— start Record excerpts —
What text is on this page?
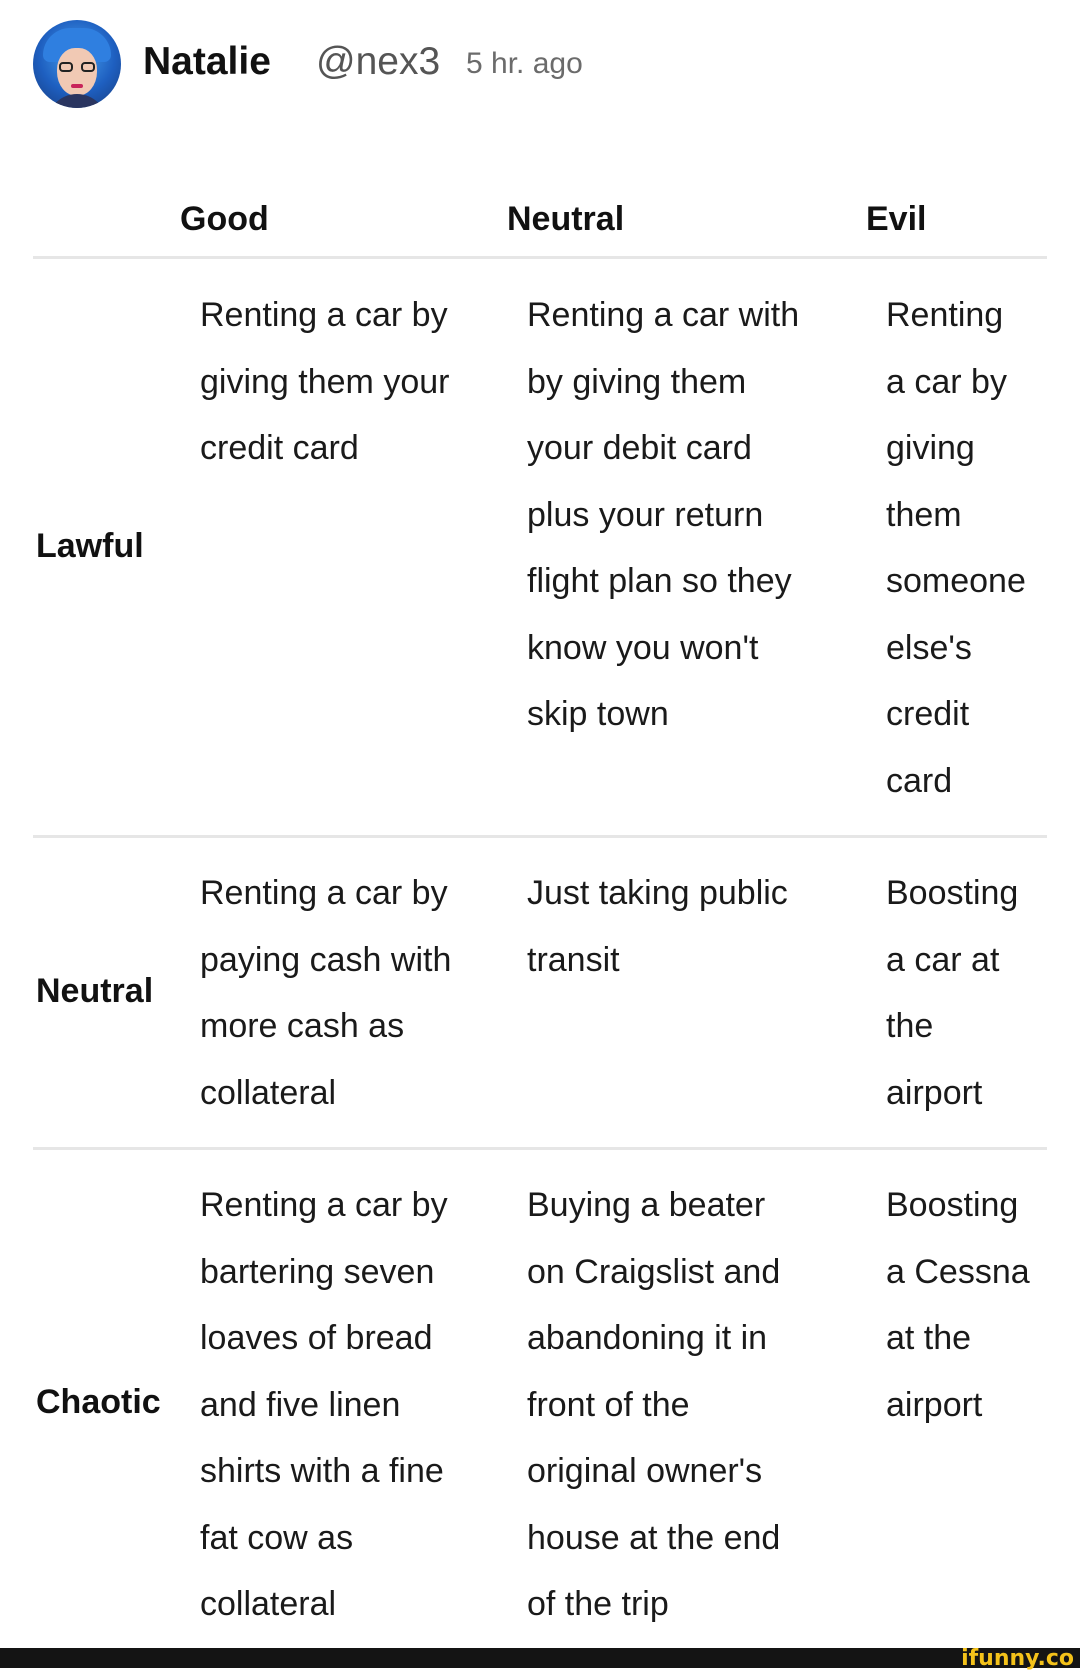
Natalie @nex3 5 hr. ago
Good	Neutral	Evil
Lawful
Renting a car by
giving them your
credit card
Renting a car with
by giving them
your debit card
plus your return
flight plan so they
know you won't
skip town
Renting
a car by
giving
them
someone
else's
credit
card
Neutral
Renting a car by
paying cash with
more cash as
collateral
Just taking public
transit
Boosting
a car at
the
airport
Chaotic
Renting a car by
bartering seven
loaves of bread
and five linen
shirts with a fine
fat cow as
collateral
Buying a beater
on Craigslist and
abandoning it in
front of the
original owner's
house at the end
of the trip
Boosting
a Cessna
at the
airport
ifunny.co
— end Record excerpts —
◆ Requirement ◆
Copy all the lines of data exactly as they appear, dropping any images.

◆ Answer to this task ◆
What text is on this page?
Natalie @nex3 5 hr. ago
Good	Neutral	Evil
Lawful
Renting a car by
giving them your
credit card
Renting a car with
by giving them
your debit card
plus your return
flight plan so they
know you won't
skip town
Renting
a car by
giving
them
someone
else's
credit
card
Neutral
Renting a car by
paying cash with
more cash as
collateral
Just taking public
transit
Boosting
a car at
the
airport
Chaotic
Renting a car by
bartering seven
loaves of bread
and five linen
shirts with a fine
fat cow as
collateral
Buying a beater
on Craigslist and
abandoning it in
front of the
original owner's
house at the end
of the trip
Boosting
a Cessna
at the
airport
ifunny.co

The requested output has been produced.